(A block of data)
------------------------------------------------
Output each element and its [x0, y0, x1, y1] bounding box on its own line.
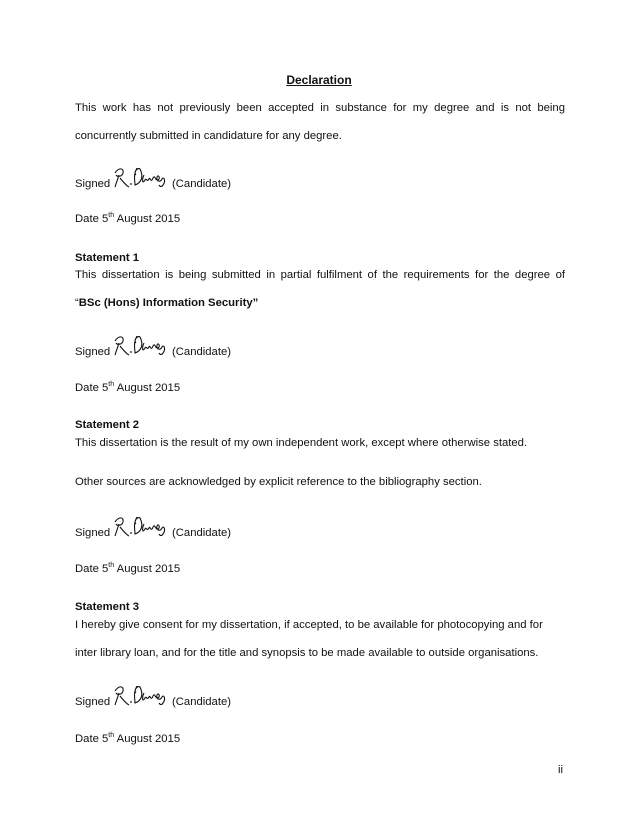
date-prefix: Date 5 — [75, 733, 109, 745]
declaration-text-line-1: This work has not previously been accepted in substance for my degree and is not being — [75, 102, 565, 114]
candidate-label: (Candidate) — [172, 527, 232, 539]
date-superscript: th — [108, 732, 115, 739]
statement-2-heading: Statement 2 — [75, 419, 140, 431]
page-number: ii — [558, 764, 564, 776]
candidate-label: (Candidate) — [172, 696, 232, 708]
candidate-label: (Candidate) — [172, 178, 232, 190]
signed-label: Signed — [75, 696, 111, 708]
handwritten-signature — [111, 163, 169, 193]
handwritten-signature — [111, 681, 169, 711]
date-prefix: Date 5 — [75, 563, 109, 575]
declaration-text-line-2: concurrently submitted in candidature for any degree. — [75, 130, 342, 142]
date-prefix: Date 5 — [75, 382, 109, 394]
statement-3-line-2: inter library loan, and for the title and synopsis to be made available to outside organisations. — [75, 647, 539, 659]
date-superscript: th — [108, 381, 115, 388]
degree-name: BSc (Hons) Information Security” — [78, 297, 259, 309]
date-suffix: August 2015 — [114, 733, 181, 745]
statement-3-heading: Statement 3 — [75, 601, 140, 613]
signed-label: Signed — [75, 346, 111, 358]
degree-open-quote: “ — [75, 297, 79, 309]
date-suffix: August 2015 — [114, 213, 181, 225]
date-superscript: th — [108, 212, 115, 219]
date-superscript: th — [108, 562, 115, 569]
handwritten-signature — [111, 512, 169, 542]
statement-1-line-1: This dissertation is being submitted in partial fulfilment of the requirements for the degree of — [75, 269, 565, 281]
statement-2-line-2: Other sources are acknowledged by explicit reference to the bibliography section. — [75, 476, 482, 488]
handwritten-signature — [111, 331, 169, 361]
date-line — [75, 562, 180, 576]
statement-3-line-1: I hereby give consent for my dissertation, if accepted, to be available for photocopying and for — [75, 619, 543, 631]
date-line — [75, 732, 180, 746]
statement-1-line-2 — [75, 296, 258, 310]
date-suffix: August 2015 — [114, 382, 181, 394]
signed-label: Signed — [75, 178, 111, 190]
date-prefix: Date 5 — [75, 213, 109, 225]
statement-2-line-1: This dissertation is the result of my own independent work, except where otherwise stated. — [75, 437, 528, 449]
statement-1-heading: Statement 1 — [75, 252, 140, 264]
signed-label: Signed — [75, 527, 111, 539]
candidate-label: (Candidate) — [172, 346, 232, 358]
date-line — [75, 381, 180, 395]
date-line — [75, 212, 180, 226]
date-suffix: August 2015 — [114, 563, 181, 575]
page-title: Declaration — [286, 73, 352, 87]
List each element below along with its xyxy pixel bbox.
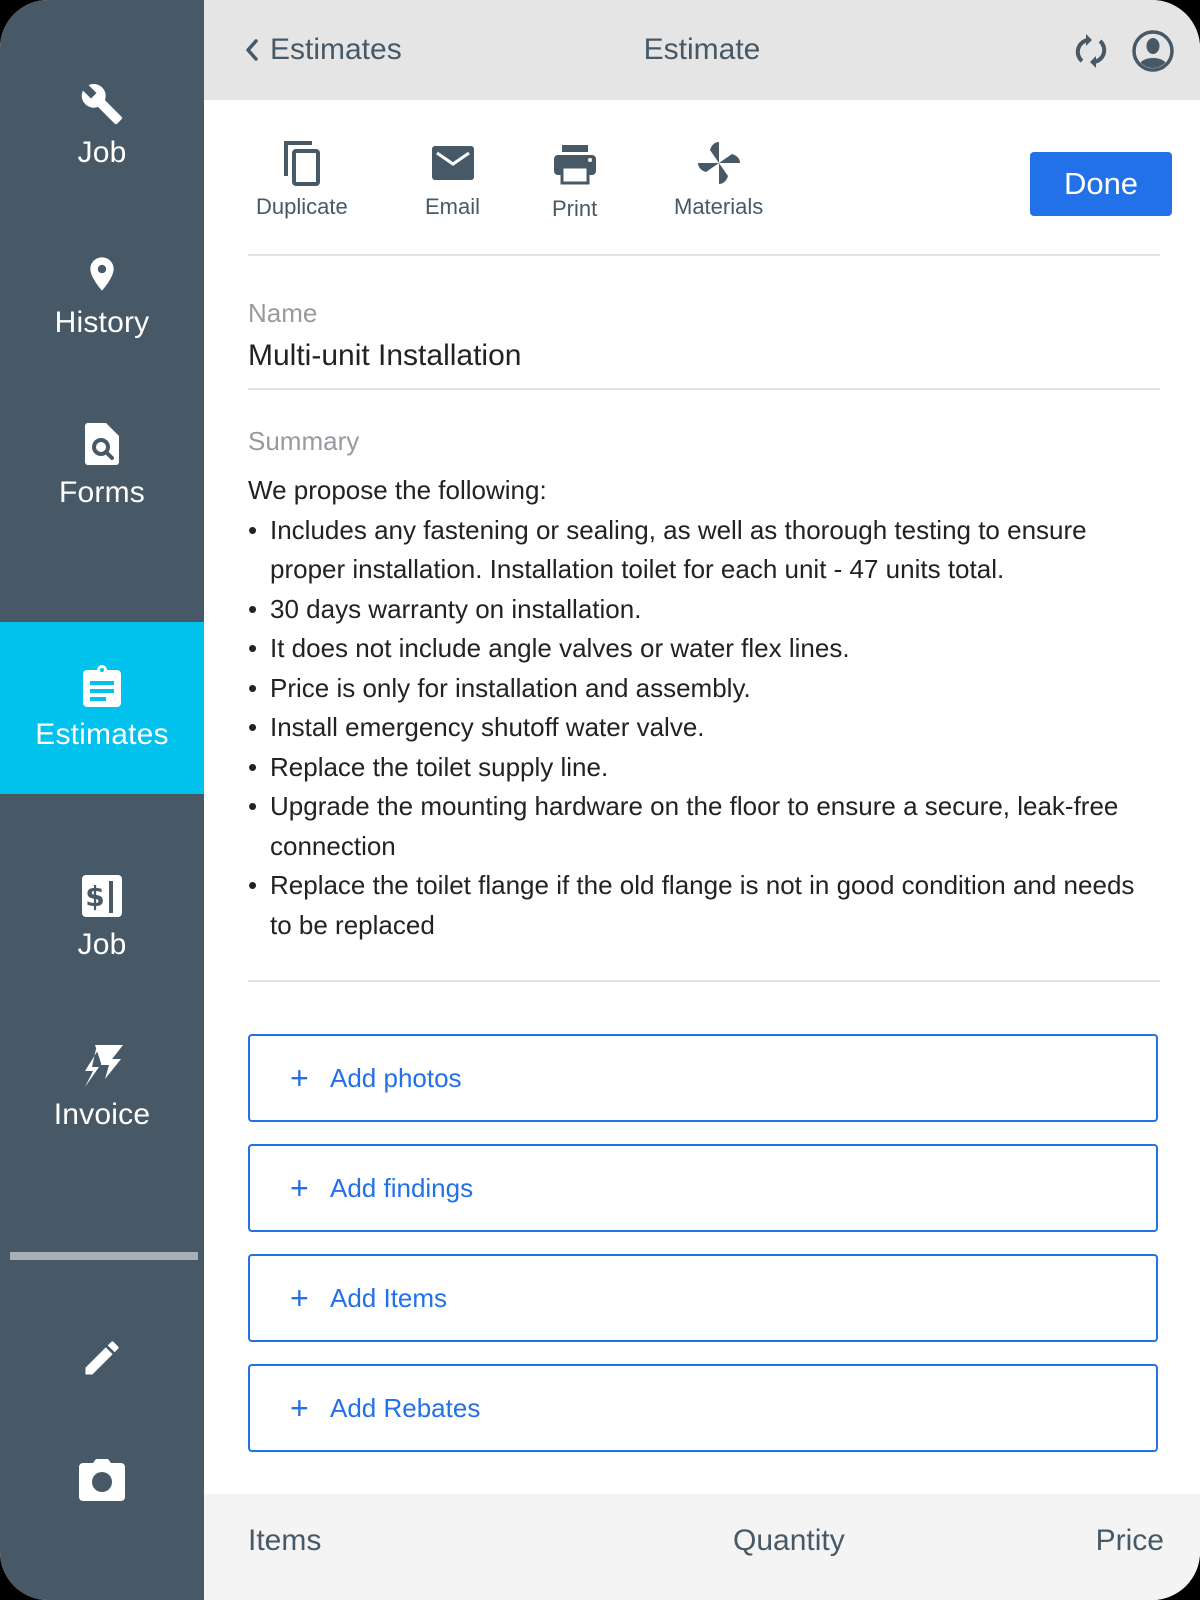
name-field[interactable] bbox=[248, 256, 1160, 390]
print-icon bbox=[554, 140, 596, 190]
column-header-quantity: Quantity bbox=[733, 1524, 845, 1557]
dollar-invoice-icon bbox=[80, 874, 124, 918]
plus-icon: + bbox=[290, 1280, 309, 1316]
camera-tool-button[interactable] bbox=[0, 1442, 204, 1522]
column-header-items: Items bbox=[248, 1524, 322, 1557]
plus-icon: + bbox=[290, 1390, 309, 1426]
duplicate-icon bbox=[283, 138, 321, 188]
sidebar-item-history[interactable] bbox=[0, 210, 204, 382]
svg-text:$: $ bbox=[85, 880, 105, 913]
form-search-icon bbox=[80, 422, 124, 466]
email-button[interactable] bbox=[425, 138, 480, 220]
column-header-price: Price bbox=[1095, 1524, 1164, 1557]
sidebar-item-forms[interactable] bbox=[0, 380, 204, 552]
camera-icon bbox=[79, 1459, 125, 1506]
summary-bullet: • 30 days warranty on installation. bbox=[248, 590, 1160, 630]
summary-bullet: • Price is only for installation and assembly. bbox=[248, 669, 1160, 709]
name-label: Name bbox=[248, 298, 318, 328]
duplicate-label: Duplicate bbox=[256, 194, 348, 219]
materials-label: Materials bbox=[674, 194, 764, 219]
back-label: Estimates bbox=[270, 33, 402, 66]
summary-field[interactable] bbox=[248, 390, 1160, 982]
add-findings-button[interactable] bbox=[248, 1144, 1158, 1232]
add-photos-label: Add photos bbox=[330, 1062, 462, 1093]
clipboard-icon bbox=[80, 664, 124, 708]
plus-icon: + bbox=[290, 1170, 309, 1206]
pencil-icon bbox=[80, 1336, 124, 1385]
sidebar-divider bbox=[10, 1252, 198, 1260]
sidebar-item-job-invoice[interactable] bbox=[0, 832, 204, 1004]
map-pin-icon bbox=[80, 252, 124, 296]
page-title: Estimate bbox=[643, 33, 761, 66]
items-table-header bbox=[204, 1494, 1200, 1600]
sidebar-item-label: Invoice bbox=[53, 1098, 151, 1131]
sidebar-item-label: Job bbox=[77, 136, 127, 169]
sync-icon[interactable] bbox=[1068, 28, 1114, 74]
name-value[interactable]: Multi-unit Installation bbox=[248, 339, 522, 372]
add-rebates-label: Add Rebates bbox=[330, 1392, 481, 1423]
summary-text[interactable] bbox=[248, 471, 1160, 945]
add-items-label: Add Items bbox=[330, 1282, 448, 1313]
print-button[interactable] bbox=[552, 140, 597, 222]
pinwheel-icon bbox=[696, 138, 742, 188]
sidebar-item-label: History bbox=[54, 306, 150, 339]
summary-bullet: • Replace the toilet supply line. bbox=[248, 748, 1160, 788]
summary-list bbox=[248, 511, 1160, 946]
materials-button[interactable] bbox=[674, 138, 763, 220]
add-findings-label: Add findings bbox=[330, 1172, 474, 1203]
summary-bullet: • Replace the toilet flange if the old flange is not in good condition and needs to be replaced bbox=[248, 866, 1160, 945]
summary-intro: We propose the following: bbox=[248, 475, 547, 505]
plus-icon: + bbox=[290, 1060, 309, 1096]
summary-label: Summary bbox=[248, 426, 360, 456]
add-rebates-button[interactable] bbox=[248, 1364, 1158, 1452]
add-photos-button[interactable] bbox=[248, 1034, 1158, 1122]
summary-bullet: • Upgrade the mounting hardware on the floor to ensure a secure, leak-free connection bbox=[248, 787, 1160, 866]
action-toolbar bbox=[248, 100, 1160, 256]
wrench-icon bbox=[80, 82, 124, 126]
user-profile-icon[interactable] bbox=[1130, 28, 1176, 74]
sidebar-item-label: Job bbox=[77, 928, 127, 961]
sidebar-item-label: Forms bbox=[59, 476, 145, 509]
top-header bbox=[204, 0, 1200, 100]
email-label: Email bbox=[425, 194, 481, 219]
duplicate-button[interactable] bbox=[256, 138, 348, 220]
add-items-button[interactable] bbox=[248, 1254, 1158, 1342]
edit-tool-button[interactable] bbox=[0, 1320, 204, 1400]
estimate-content bbox=[248, 100, 1160, 982]
email-icon bbox=[432, 138, 474, 188]
lightning-icon bbox=[80, 1044, 124, 1088]
done-button[interactable]: Done bbox=[1030, 152, 1172, 216]
sidebar-item-invoice[interactable] bbox=[0, 1002, 204, 1174]
summary-bullet: • It does not include angle valves or water flex lines. bbox=[248, 629, 1160, 669]
sidebar bbox=[0, 0, 204, 1600]
summary-bullet: • Includes any fastening or sealing, as well as thorough testing to ensure proper installation. Installation toilet for each unit - 47 units total. bbox=[248, 511, 1160, 590]
summary-bullet: • Install emergency shutoff water valve. bbox=[248, 708, 1160, 748]
sidebar-item-estimates[interactable] bbox=[0, 622, 204, 794]
sidebar-item-label: Estimates bbox=[35, 718, 169, 751]
sidebar-item-job[interactable] bbox=[0, 40, 204, 212]
print-label: Print bbox=[552, 196, 598, 221]
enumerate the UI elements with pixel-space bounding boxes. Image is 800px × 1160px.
------------------------------------------------
__Short problem__. Copy the lines of the data from the line with "name-field[interactable] bbox=[248, 256, 1160, 390]" to the line with "summary-field[interactable] bbox=[248, 390, 1160, 982]", both included, word for word.

__Result of the task__.
name-field[interactable] bbox=[248, 256, 1160, 390]
print-icon bbox=[554, 140, 596, 190]
column-header-quantity: Quantity bbox=[733, 1524, 845, 1557]
dollar-invoice-icon bbox=[80, 874, 124, 918]
plus-icon: + bbox=[290, 1280, 309, 1316]
camera-tool-button[interactable] bbox=[0, 1442, 204, 1522]
column-header-items: Items bbox=[248, 1524, 322, 1557]
plus-icon: + bbox=[290, 1390, 309, 1426]
duplicate-icon bbox=[283, 138, 321, 188]
sidebar-item-history[interactable] bbox=[0, 210, 204, 382]
svg-text:$: $ bbox=[85, 880, 105, 913]
form-search-icon bbox=[80, 422, 124, 466]
email-button[interactable] bbox=[425, 138, 480, 220]
column-header-price: Price bbox=[1095, 1524, 1164, 1557]
sidebar-item-forms[interactable] bbox=[0, 380, 204, 552]
camera-icon bbox=[79, 1459, 125, 1506]
summary-bullet: • 30 days warranty on installation. bbox=[248, 590, 1160, 630]
summary-bullet: • Price is only for installation and assembly. bbox=[248, 669, 1160, 709]
name-label: Name bbox=[248, 298, 318, 328]
duplicate-label: Duplicate bbox=[256, 194, 348, 219]
materials-label: Materials bbox=[674, 194, 764, 219]
back-label: Estimates bbox=[270, 33, 402, 66]
summary-field[interactable] bbox=[248, 390, 1160, 982]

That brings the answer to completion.